### Exercise details
Using the listing beneath this task, count the lines with the word "Dividend" and write only the result.

### Task data
--

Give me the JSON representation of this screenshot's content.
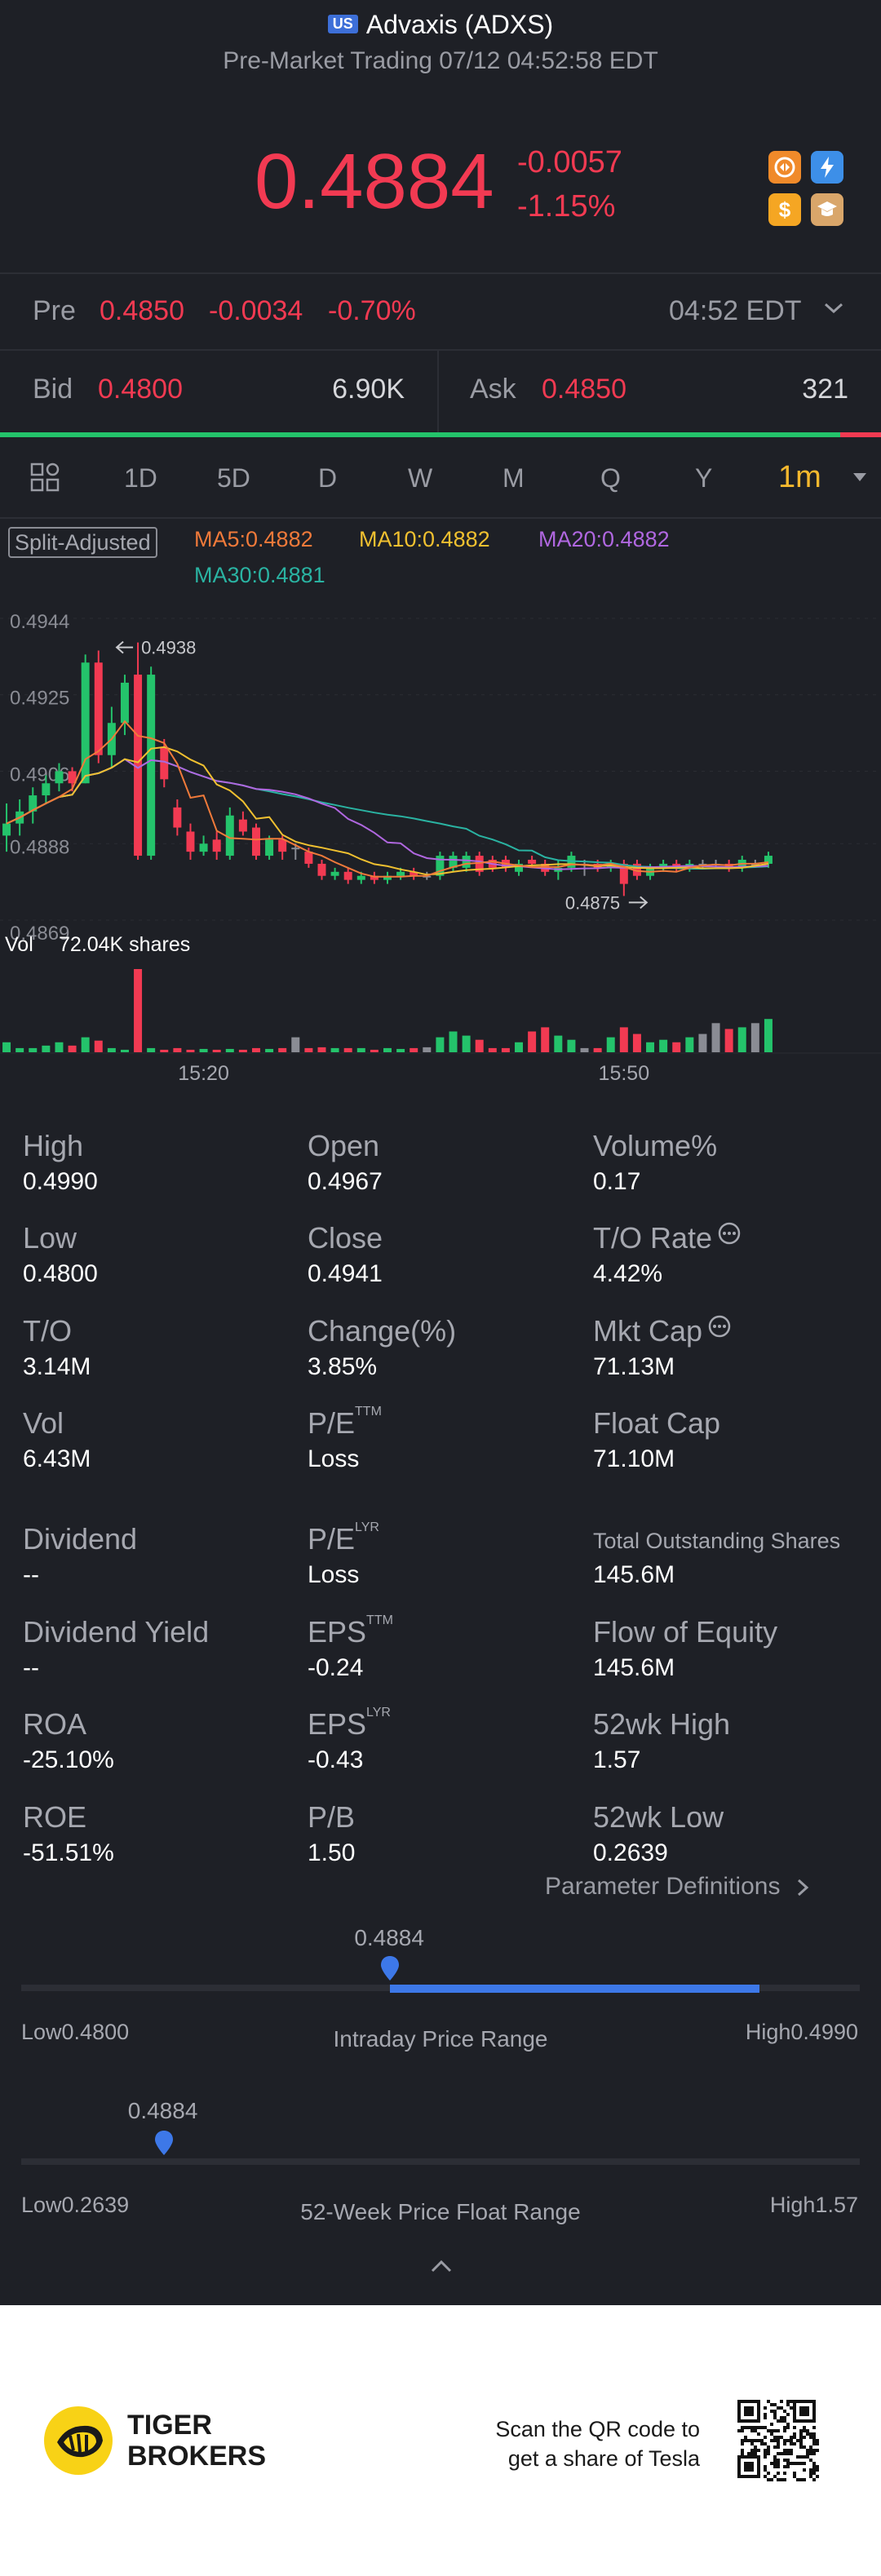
{
  "header": {
    "market_badge": "US",
    "title": "Advaxis (ADXS)",
    "subtitle": "Pre-Market Trading 07/12 04:52:58 EDT",
    "price": "0.4884",
    "change": "-0.0057",
    "change_pct": "-1.15%",
    "icons": [
      "trade-icon",
      "flash-icon",
      "dollar-icon",
      "hat-icon"
    ]
  },
  "pre": {
    "label": "Pre",
    "price": "0.4850",
    "change": "-0.0034",
    "change_pct": "-0.70%",
    "time": "04:52 EDT"
  },
  "quote": {
    "bid_label": "Bid",
    "bid": "0.4800",
    "bid_size": "6.90K",
    "ask_label": "Ask",
    "ask": "0.4850",
    "ask_size": "321"
  },
  "tabs": [
    "1D",
    "5D",
    "D",
    "W",
    "M",
    "Q",
    "Y",
    "1m"
  ],
  "active_tab": "1m",
  "split_label": "Split-Adjusted",
  "ma": {
    "ma5": "MA5:0.4882",
    "ma10": "MA10:0.4882",
    "ma20": "MA20:0.4882",
    "ma30": "MA30:0.4881"
  },
  "chart_data": {
    "type": "candlestick",
    "y_ticks": [
      "0.4944",
      "0.4925",
      "0.4906",
      "0.4888",
      "0.4869"
    ],
    "ylim": [
      0.4869,
      0.4944
    ],
    "x_ticks": [
      "15:20",
      "15:50"
    ],
    "high_marker": "0.4938",
    "low_marker": "0.4875",
    "volume_label": "Vol",
    "volume_value": "72.04K shares",
    "colors": {
      "up": "#24c36b",
      "down": "#f23a52",
      "neutral": "#8a8c94",
      "ma5": "#f07a3a",
      "ma10": "#f0c030",
      "ma20": "#b067e0",
      "ma30": "#2ab3a2"
    },
    "candles": [
      {
        "o": 0.489,
        "c": 0.4893,
        "h": 0.4898,
        "l": 0.4886,
        "v": 0.12
      },
      {
        "o": 0.4893,
        "c": 0.4896,
        "h": 0.4899,
        "l": 0.489,
        "v": 0.05
      },
      {
        "o": 0.4896,
        "c": 0.49,
        "h": 0.4902,
        "l": 0.4893,
        "v": 0.05
      },
      {
        "o": 0.49,
        "c": 0.4903,
        "h": 0.4905,
        "l": 0.4898,
        "v": 0.08
      },
      {
        "o": 0.4903,
        "c": 0.4906,
        "h": 0.4908,
        "l": 0.4901,
        "v": 0.12
      },
      {
        "o": 0.4906,
        "c": 0.4903,
        "h": 0.4907,
        "l": 0.4901,
        "v": 0.08
      },
      {
        "o": 0.4903,
        "c": 0.4933,
        "h": 0.4935,
        "l": 0.4903,
        "v": 0.18
      },
      {
        "o": 0.4933,
        "c": 0.491,
        "h": 0.4936,
        "l": 0.4908,
        "v": 0.14
      },
      {
        "o": 0.491,
        "c": 0.4918,
        "h": 0.4922,
        "l": 0.4907,
        "v": 0.05
      },
      {
        "o": 0.4918,
        "c": 0.4928,
        "h": 0.493,
        "l": 0.4915,
        "v": 0.03
      },
      {
        "o": 0.493,
        "c": 0.4885,
        "h": 0.4938,
        "l": 0.4884,
        "v": 1.0
      },
      {
        "o": 0.4885,
        "c": 0.493,
        "h": 0.4932,
        "l": 0.4884,
        "v": 0.05
      },
      {
        "o": 0.4912,
        "c": 0.4904,
        "h": 0.4914,
        "l": 0.4902,
        "v": 0.03
      },
      {
        "o": 0.4897,
        "c": 0.4892,
        "h": 0.4899,
        "l": 0.489,
        "v": 0.05
      },
      {
        "o": 0.4891,
        "c": 0.4886,
        "h": 0.4893,
        "l": 0.4884,
        "v": 0.03
      },
      {
        "o": 0.4886,
        "c": 0.4888,
        "h": 0.489,
        "l": 0.4885,
        "v": 0.04
      },
      {
        "o": 0.4889,
        "c": 0.4886,
        "h": 0.4891,
        "l": 0.4884,
        "v": 0.03
      },
      {
        "o": 0.4885,
        "c": 0.4895,
        "h": 0.4897,
        "l": 0.4884,
        "v": 0.04
      },
      {
        "o": 0.4894,
        "c": 0.4891,
        "h": 0.4896,
        "l": 0.489,
        "v": 0.03
      },
      {
        "o": 0.4892,
        "c": 0.4885,
        "h": 0.4893,
        "l": 0.4884,
        "v": 0.05
      },
      {
        "o": 0.4885,
        "c": 0.4889,
        "h": 0.489,
        "l": 0.4884,
        "v": 0.04
      },
      {
        "o": 0.4889,
        "c": 0.4886,
        "h": 0.489,
        "l": 0.4884,
        "v": 0.05
      },
      {
        "o": 0.4887,
        "c": 0.4887,
        "h": 0.4888,
        "l": 0.4884,
        "v": 0.18
      },
      {
        "o": 0.4886,
        "c": 0.4883,
        "h": 0.4887,
        "l": 0.4882,
        "v": 0.05
      },
      {
        "o": 0.4883,
        "c": 0.488,
        "h": 0.4884,
        "l": 0.4879,
        "v": 0.06
      },
      {
        "o": 0.488,
        "c": 0.4881,
        "h": 0.4882,
        "l": 0.4879,
        "v": 0.05
      },
      {
        "o": 0.4881,
        "c": 0.4879,
        "h": 0.4882,
        "l": 0.4878,
        "v": 0.05
      },
      {
        "o": 0.4879,
        "c": 0.488,
        "h": 0.4881,
        "l": 0.4878,
        "v": 0.05
      },
      {
        "o": 0.488,
        "c": 0.4879,
        "h": 0.4881,
        "l": 0.4878,
        "v": 0.03
      },
      {
        "o": 0.4879,
        "c": 0.488,
        "h": 0.4881,
        "l": 0.4878,
        "v": 0.05
      },
      {
        "o": 0.488,
        "c": 0.4881,
        "h": 0.4882,
        "l": 0.4879,
        "v": 0.04
      },
      {
        "o": 0.4881,
        "c": 0.488,
        "h": 0.4882,
        "l": 0.4879,
        "v": 0.05
      },
      {
        "o": 0.488,
        "c": 0.488,
        "h": 0.4881,
        "l": 0.4879,
        "v": 0.06
      },
      {
        "o": 0.488,
        "c": 0.4885,
        "h": 0.4886,
        "l": 0.4879,
        "v": 0.18
      },
      {
        "o": 0.4882,
        "c": 0.4885,
        "h": 0.4886,
        "l": 0.4881,
        "v": 0.25
      },
      {
        "o": 0.4882,
        "c": 0.4885,
        "h": 0.4886,
        "l": 0.4881,
        "v": 0.2
      },
      {
        "o": 0.4885,
        "c": 0.4881,
        "h": 0.4886,
        "l": 0.488,
        "v": 0.15
      },
      {
        "o": 0.4884,
        "c": 0.4882,
        "h": 0.4885,
        "l": 0.4881,
        "v": 0.05
      },
      {
        "o": 0.4884,
        "c": 0.4882,
        "h": 0.4885,
        "l": 0.4881,
        "v": 0.05
      },
      {
        "o": 0.4881,
        "c": 0.4883,
        "h": 0.4884,
        "l": 0.488,
        "v": 0.12
      },
      {
        "o": 0.4884,
        "c": 0.4883,
        "h": 0.4885,
        "l": 0.4882,
        "v": 0.25
      },
      {
        "o": 0.4883,
        "c": 0.4881,
        "h": 0.4884,
        "l": 0.488,
        "v": 0.3
      },
      {
        "o": 0.4881,
        "c": 0.4882,
        "h": 0.4884,
        "l": 0.4879,
        "v": 0.2
      },
      {
        "o": 0.4882,
        "c": 0.4885,
        "h": 0.4886,
        "l": 0.4881,
        "v": 0.15
      },
      {
        "o": 0.4883,
        "c": 0.4883,
        "h": 0.4884,
        "l": 0.488,
        "v": 0.05
      },
      {
        "o": 0.4883,
        "c": 0.4882,
        "h": 0.4884,
        "l": 0.4881,
        "v": 0.05
      },
      {
        "o": 0.4882,
        "c": 0.4883,
        "h": 0.4884,
        "l": 0.4881,
        "v": 0.18
      },
      {
        "o": 0.4883,
        "c": 0.4878,
        "h": 0.4884,
        "l": 0.4875,
        "v": 0.3
      },
      {
        "o": 0.4883,
        "c": 0.488,
        "h": 0.4884,
        "l": 0.4879,
        "v": 0.22
      },
      {
        "o": 0.488,
        "c": 0.4882,
        "h": 0.4883,
        "l": 0.4879,
        "v": 0.12
      },
      {
        "o": 0.4882,
        "c": 0.4883,
        "h": 0.4884,
        "l": 0.4881,
        "v": 0.15
      },
      {
        "o": 0.4883,
        "c": 0.4882,
        "h": 0.4884,
        "l": 0.4881,
        "v": 0.12
      },
      {
        "o": 0.4882,
        "c": 0.4883,
        "h": 0.4884,
        "l": 0.4881,
        "v": 0.18
      },
      {
        "o": 0.4883,
        "c": 0.4883,
        "h": 0.4884,
        "l": 0.4882,
        "v": 0.22
      },
      {
        "o": 0.4883,
        "c": 0.4883,
        "h": 0.4884,
        "l": 0.4882,
        "v": 0.35
      },
      {
        "o": 0.4883,
        "c": 0.4882,
        "h": 0.4884,
        "l": 0.4881,
        "v": 0.28
      },
      {
        "o": 0.4882,
        "c": 0.4884,
        "h": 0.4885,
        "l": 0.4881,
        "v": 0.3
      },
      {
        "o": 0.4883,
        "c": 0.4883,
        "h": 0.4884,
        "l": 0.4882,
        "v": 0.35
      },
      {
        "o": 0.4883,
        "c": 0.4885,
        "h": 0.4886,
        "l": 0.4882,
        "v": 0.4
      }
    ]
  },
  "stats": [
    {
      "label": "High",
      "value": "0.4990"
    },
    {
      "label": "Open",
      "value": "0.4967"
    },
    {
      "label": "Volume%",
      "value": "0.17"
    },
    {
      "label": "Low",
      "value": "0.4800"
    },
    {
      "label": "Close",
      "value": "0.4941"
    },
    {
      "label": "T/O Rate",
      "value": "4.42%"
    },
    {
      "label": "T/O",
      "value": "3.14M"
    },
    {
      "label": "Change(%)",
      "value": "3.85%"
    },
    {
      "label": "Mkt Cap",
      "value": "71.13M"
    },
    {
      "label": "Vol",
      "value": "6.43M"
    },
    {
      "label": "P/E",
      "sup": "TTM",
      "value": "Loss"
    },
    {
      "label": "Float Cap",
      "value": "71.10M"
    },
    {
      "label": "Dividend",
      "value": "--"
    },
    {
      "label": "P/E",
      "sup": "LYR",
      "value": "Loss"
    },
    {
      "label": "Total Outstanding Shares",
      "value": "145.6M"
    },
    {
      "label": "Dividend Yield",
      "value": "--"
    },
    {
      "label": "EPS",
      "sup": "TTM",
      "value": "-0.24"
    },
    {
      "label": "Flow of Equity",
      "value": "145.6M"
    },
    {
      "label": "ROA",
      "value": "-25.10%"
    },
    {
      "label": "EPS",
      "sup": "LYR",
      "value": "-0.43"
    },
    {
      "label": "52wk High",
      "value": "1.57"
    },
    {
      "label": "ROE",
      "value": "-51.51%"
    },
    {
      "label": "P/B",
      "value": "1.50"
    },
    {
      "label": "52wk Low",
      "value": "0.2639"
    }
  ],
  "param_link": "Parameter Definitions",
  "intraday": {
    "current": "0.4884",
    "low_label": "Low0.4800",
    "high_label": "High0.4990",
    "title": "Intraday Price Range",
    "marker_fraction": 0.44,
    "fill_to_fraction": 0.88
  },
  "week52": {
    "current": "0.4884",
    "low_label": "Low0.2639",
    "high_label": "High1.57",
    "title": "52-Week Price Float Range",
    "marker_fraction": 0.17
  },
  "footer": {
    "brand_line1": "TIGER",
    "brand_line2": "BROKERS",
    "promo_line1": "Scan the QR code to",
    "promo_line2": "get a share of Tesla"
  }
}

--

### Full response
2